To be done
In the entries below, find the lines with the word "this" and copy them.

(Records)
— START —

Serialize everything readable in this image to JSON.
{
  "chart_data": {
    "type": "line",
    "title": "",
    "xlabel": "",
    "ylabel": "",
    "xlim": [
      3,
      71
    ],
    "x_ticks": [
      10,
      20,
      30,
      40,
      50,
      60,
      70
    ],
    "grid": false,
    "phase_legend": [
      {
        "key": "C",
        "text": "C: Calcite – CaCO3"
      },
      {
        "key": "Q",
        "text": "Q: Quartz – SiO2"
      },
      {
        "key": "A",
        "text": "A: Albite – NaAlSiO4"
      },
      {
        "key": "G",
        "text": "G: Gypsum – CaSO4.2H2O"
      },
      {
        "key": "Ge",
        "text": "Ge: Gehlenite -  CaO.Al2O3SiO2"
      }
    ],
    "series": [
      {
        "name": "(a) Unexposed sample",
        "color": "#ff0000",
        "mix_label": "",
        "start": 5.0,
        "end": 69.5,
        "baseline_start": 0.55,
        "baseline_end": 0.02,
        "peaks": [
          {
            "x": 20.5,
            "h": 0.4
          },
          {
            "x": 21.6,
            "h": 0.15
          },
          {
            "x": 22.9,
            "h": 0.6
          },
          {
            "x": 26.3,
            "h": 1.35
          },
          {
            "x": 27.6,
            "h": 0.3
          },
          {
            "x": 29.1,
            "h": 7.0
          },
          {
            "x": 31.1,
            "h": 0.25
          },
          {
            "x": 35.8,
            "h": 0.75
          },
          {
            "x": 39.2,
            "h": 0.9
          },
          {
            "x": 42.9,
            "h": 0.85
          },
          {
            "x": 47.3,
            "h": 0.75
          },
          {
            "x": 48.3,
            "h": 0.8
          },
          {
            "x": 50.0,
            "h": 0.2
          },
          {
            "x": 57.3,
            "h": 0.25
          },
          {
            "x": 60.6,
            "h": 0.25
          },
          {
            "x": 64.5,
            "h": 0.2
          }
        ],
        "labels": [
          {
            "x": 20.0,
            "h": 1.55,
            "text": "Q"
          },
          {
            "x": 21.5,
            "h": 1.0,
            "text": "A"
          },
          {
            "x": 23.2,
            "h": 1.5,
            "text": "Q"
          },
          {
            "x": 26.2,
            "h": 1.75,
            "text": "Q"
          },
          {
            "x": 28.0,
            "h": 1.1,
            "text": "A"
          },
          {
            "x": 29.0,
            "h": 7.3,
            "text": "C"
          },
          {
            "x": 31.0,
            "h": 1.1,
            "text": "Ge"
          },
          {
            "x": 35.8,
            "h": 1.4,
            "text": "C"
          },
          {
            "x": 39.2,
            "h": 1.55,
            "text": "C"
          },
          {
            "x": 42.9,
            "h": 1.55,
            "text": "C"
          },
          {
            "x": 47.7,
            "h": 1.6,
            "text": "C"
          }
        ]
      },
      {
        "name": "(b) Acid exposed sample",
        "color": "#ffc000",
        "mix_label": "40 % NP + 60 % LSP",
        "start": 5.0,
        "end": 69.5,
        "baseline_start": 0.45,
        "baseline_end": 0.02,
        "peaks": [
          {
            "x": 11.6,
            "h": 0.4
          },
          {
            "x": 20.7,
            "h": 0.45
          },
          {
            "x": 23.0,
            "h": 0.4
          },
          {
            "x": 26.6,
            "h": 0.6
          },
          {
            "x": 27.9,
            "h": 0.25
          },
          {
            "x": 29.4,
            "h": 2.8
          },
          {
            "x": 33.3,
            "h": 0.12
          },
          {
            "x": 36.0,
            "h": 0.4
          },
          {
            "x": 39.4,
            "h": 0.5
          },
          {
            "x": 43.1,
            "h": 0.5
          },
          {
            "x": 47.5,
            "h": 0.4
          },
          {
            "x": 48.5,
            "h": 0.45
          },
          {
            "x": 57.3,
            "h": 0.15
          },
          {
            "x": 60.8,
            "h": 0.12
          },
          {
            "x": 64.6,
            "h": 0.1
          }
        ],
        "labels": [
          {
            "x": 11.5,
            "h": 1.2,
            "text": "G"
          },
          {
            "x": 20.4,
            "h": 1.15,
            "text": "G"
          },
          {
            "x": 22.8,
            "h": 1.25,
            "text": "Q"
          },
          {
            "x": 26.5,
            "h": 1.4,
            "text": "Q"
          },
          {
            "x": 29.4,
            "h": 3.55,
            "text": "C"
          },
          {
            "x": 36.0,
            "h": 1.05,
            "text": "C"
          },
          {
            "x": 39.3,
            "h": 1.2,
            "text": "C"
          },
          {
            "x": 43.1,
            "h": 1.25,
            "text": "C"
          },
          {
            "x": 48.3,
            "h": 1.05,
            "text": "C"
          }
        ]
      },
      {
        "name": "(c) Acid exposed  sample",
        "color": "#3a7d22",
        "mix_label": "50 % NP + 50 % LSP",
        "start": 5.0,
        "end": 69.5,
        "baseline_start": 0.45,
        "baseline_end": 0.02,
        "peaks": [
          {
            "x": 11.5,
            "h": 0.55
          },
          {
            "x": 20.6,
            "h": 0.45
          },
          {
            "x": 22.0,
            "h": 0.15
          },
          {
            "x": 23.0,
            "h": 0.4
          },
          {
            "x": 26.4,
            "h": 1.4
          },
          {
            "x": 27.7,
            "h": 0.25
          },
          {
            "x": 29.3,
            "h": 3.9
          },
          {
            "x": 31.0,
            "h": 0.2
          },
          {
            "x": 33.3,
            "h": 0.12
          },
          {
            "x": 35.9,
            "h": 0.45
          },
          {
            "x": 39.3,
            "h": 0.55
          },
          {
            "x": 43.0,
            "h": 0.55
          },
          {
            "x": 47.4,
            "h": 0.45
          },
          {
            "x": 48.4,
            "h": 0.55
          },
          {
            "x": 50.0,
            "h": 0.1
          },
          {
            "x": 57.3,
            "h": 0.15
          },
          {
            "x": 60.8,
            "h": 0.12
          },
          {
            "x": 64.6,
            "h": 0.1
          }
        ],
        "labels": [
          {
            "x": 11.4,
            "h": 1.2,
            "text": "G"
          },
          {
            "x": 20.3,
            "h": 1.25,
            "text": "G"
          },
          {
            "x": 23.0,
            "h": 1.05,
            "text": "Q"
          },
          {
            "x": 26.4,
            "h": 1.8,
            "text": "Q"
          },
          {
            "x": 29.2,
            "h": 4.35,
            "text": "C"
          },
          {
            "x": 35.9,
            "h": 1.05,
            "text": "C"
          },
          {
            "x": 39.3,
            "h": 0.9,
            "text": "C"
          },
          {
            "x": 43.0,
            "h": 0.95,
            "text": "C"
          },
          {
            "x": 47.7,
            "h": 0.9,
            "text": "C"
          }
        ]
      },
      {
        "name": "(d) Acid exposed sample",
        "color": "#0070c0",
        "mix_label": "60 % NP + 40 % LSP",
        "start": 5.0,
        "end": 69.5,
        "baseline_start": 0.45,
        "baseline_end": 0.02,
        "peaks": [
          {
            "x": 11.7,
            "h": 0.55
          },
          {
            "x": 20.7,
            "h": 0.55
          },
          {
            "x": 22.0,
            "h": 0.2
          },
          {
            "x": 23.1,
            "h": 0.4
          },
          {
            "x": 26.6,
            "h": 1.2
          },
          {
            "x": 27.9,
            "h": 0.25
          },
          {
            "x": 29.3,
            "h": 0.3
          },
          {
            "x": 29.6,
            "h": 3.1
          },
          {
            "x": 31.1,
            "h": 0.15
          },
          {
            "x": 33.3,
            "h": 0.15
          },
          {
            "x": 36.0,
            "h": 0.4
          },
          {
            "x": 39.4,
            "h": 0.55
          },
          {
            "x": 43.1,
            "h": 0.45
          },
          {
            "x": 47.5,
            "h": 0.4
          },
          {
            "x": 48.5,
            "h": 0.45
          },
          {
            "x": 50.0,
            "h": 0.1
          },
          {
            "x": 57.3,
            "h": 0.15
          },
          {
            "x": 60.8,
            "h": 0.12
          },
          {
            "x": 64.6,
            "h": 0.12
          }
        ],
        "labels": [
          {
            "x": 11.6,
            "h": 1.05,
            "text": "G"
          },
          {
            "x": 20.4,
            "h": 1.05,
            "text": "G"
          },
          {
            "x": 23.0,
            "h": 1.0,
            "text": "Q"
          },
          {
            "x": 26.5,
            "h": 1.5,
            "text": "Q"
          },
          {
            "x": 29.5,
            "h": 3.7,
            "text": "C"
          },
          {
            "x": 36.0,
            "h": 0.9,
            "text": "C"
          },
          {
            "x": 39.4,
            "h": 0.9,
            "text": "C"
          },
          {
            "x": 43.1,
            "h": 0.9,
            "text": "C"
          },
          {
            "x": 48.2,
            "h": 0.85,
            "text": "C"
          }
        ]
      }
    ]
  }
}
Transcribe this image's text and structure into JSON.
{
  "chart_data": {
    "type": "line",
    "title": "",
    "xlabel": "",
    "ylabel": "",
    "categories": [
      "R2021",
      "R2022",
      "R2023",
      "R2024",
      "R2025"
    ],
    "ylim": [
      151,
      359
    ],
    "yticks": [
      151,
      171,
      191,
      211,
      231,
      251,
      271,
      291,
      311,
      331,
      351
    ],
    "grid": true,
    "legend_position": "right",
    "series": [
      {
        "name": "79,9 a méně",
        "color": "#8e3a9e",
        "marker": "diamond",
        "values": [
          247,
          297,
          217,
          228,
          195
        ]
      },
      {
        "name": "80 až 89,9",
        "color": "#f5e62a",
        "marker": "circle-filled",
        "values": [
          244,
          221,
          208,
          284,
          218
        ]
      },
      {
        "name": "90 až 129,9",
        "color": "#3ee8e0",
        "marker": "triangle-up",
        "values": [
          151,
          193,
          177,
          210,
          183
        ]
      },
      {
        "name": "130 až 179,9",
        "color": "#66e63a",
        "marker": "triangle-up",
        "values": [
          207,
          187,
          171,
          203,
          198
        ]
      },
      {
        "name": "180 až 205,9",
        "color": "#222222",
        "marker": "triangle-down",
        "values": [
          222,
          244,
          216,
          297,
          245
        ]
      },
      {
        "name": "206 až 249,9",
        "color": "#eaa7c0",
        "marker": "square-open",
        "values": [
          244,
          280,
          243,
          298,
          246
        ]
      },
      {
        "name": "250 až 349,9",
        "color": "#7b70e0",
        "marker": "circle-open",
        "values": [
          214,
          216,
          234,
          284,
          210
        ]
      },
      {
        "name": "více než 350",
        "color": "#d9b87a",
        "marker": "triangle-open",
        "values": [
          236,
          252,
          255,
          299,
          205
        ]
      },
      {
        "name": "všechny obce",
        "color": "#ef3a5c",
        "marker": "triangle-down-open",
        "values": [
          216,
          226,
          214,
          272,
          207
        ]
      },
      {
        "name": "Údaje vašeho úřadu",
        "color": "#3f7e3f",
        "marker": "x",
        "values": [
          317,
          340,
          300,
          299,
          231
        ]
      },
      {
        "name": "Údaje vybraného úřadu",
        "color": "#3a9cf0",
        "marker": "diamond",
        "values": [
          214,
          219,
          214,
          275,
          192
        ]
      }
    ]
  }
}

— END —

Answer to the exercise
Serialize everything readable in this image to JSON.
Transcribe this image's text and structure into JSON.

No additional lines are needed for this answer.